§ Records from a collection:
• • • • •

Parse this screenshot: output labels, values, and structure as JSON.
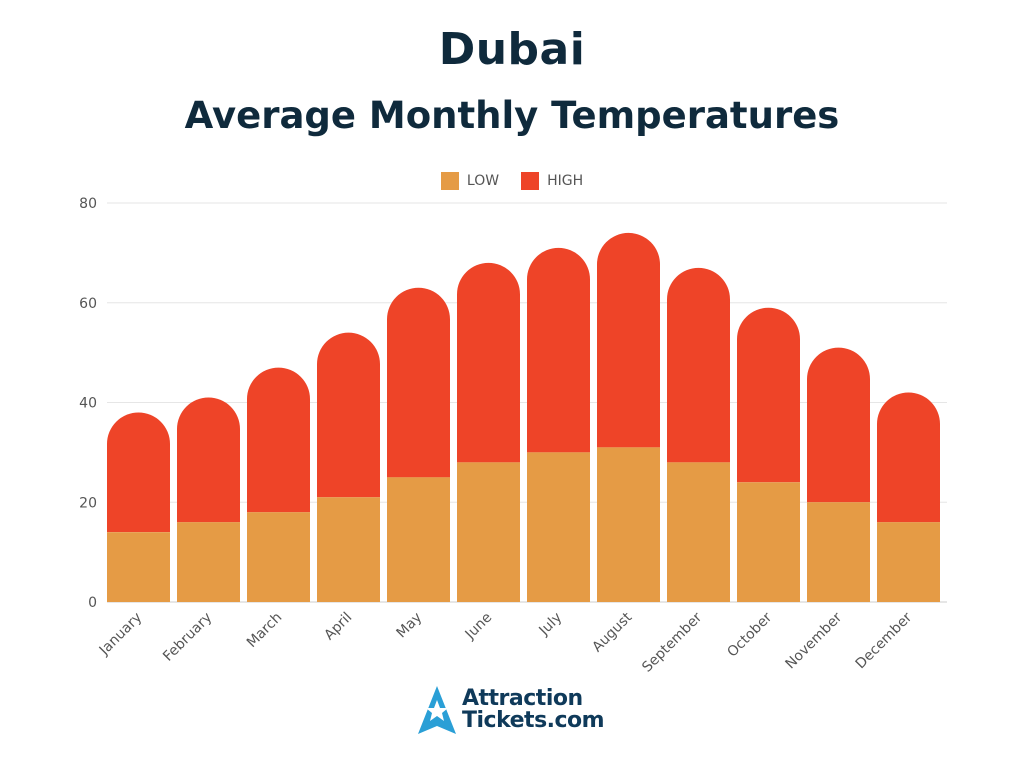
{
  "chart_data": {
    "type": "bar",
    "stacked": true,
    "title": "Dubai",
    "subtitle": "Average Monthly Temperatures",
    "xlabel": "",
    "ylabel": "",
    "ylim": [
      0,
      80
    ],
    "yticks": [
      0,
      20,
      40,
      60,
      80
    ],
    "grid": true,
    "legend_position": "top-center",
    "categories": [
      "January",
      "February",
      "March",
      "April",
      "May",
      "June",
      "July",
      "August",
      "September",
      "October",
      "November",
      "December"
    ],
    "series": [
      {
        "name": "LOW",
        "color": "#e59b45",
        "values": [
          14,
          16,
          18,
          21,
          25,
          28,
          30,
          31,
          28,
          24,
          20,
          16
        ]
      },
      {
        "name": "HIGH",
        "color": "#ee4428",
        "values": [
          38,
          41,
          47,
          54,
          63,
          68,
          71,
          74,
          67,
          59,
          51,
          42
        ]
      }
    ],
    "note": "HIGH bar drawn as total height; LOW stacked at bottom"
  },
  "brand": {
    "line1": "Attraction",
    "line2": "Tickets.com",
    "logo_color": "#2a9fd6",
    "text_color": "#0f3a5a"
  }
}
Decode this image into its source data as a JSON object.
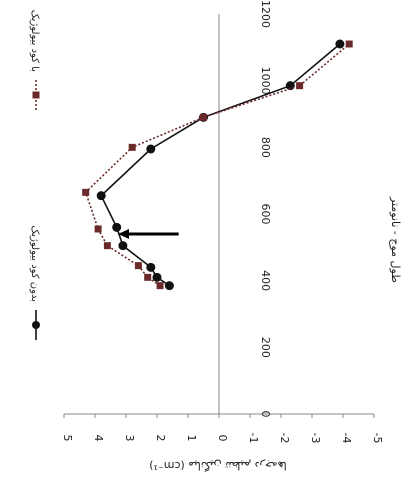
{
  "chart_data": {
    "type": "line",
    "orientation": "rotated-90-clockwise",
    "xlabel": "طول موج - نانومتر",
    "ylabel": "میانگین تنظیم درجه‌ها (cm⁻¹)",
    "xlim": [
      0,
      1200
    ],
    "ylim": [
      -5,
      5
    ],
    "x_ticks": [
      "0",
      "200",
      "400",
      "600",
      "800",
      "1000",
      "1200"
    ],
    "y_ticks": [
      "-5",
      "-4",
      "-3",
      "-2",
      "-1",
      "0",
      "1",
      "2",
      "3",
      "4",
      "5"
    ],
    "grid": false,
    "legend_position": "top",
    "series": [
      {
        "name": "بدون کود بیولوژیک",
        "style": "solid",
        "marker": "circle",
        "color": "#111111",
        "points": [
          {
            "x": 385,
            "y": 1.6
          },
          {
            "x": 410,
            "y": 2.0
          },
          {
            "x": 440,
            "y": 2.2
          },
          {
            "x": 505,
            "y": 3.1
          },
          {
            "x": 560,
            "y": 3.3
          },
          {
            "x": 655,
            "y": 3.8
          },
          {
            "x": 795,
            "y": 2.2
          },
          {
            "x": 890,
            "y": 0.5
          },
          {
            "x": 985,
            "y": -2.3
          },
          {
            "x": 1110,
            "y": -3.9
          }
        ]
      },
      {
        "name": "با کود بیولوژیک",
        "style": "dotted",
        "marker": "square",
        "color": "#6b2a2a",
        "points": [
          {
            "x": 385,
            "y": 1.9
          },
          {
            "x": 410,
            "y": 2.3
          },
          {
            "x": 445,
            "y": 2.6
          },
          {
            "x": 505,
            "y": 3.6
          },
          {
            "x": 555,
            "y": 3.9
          },
          {
            "x": 665,
            "y": 4.3
          },
          {
            "x": 800,
            "y": 2.8
          },
          {
            "x": 890,
            "y": 0.5
          },
          {
            "x": 985,
            "y": -2.6
          },
          {
            "x": 1110,
            "y": -4.2
          }
        ]
      }
    ],
    "annotation": "arrow"
  }
}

• • • • •

§ Requirement: Which lines contain the word "بیولوژیک"? Copy each of them.

§ The response:
        "name": "بدون کود بیولوژیک",
        "name": "با کود بیولوژیک",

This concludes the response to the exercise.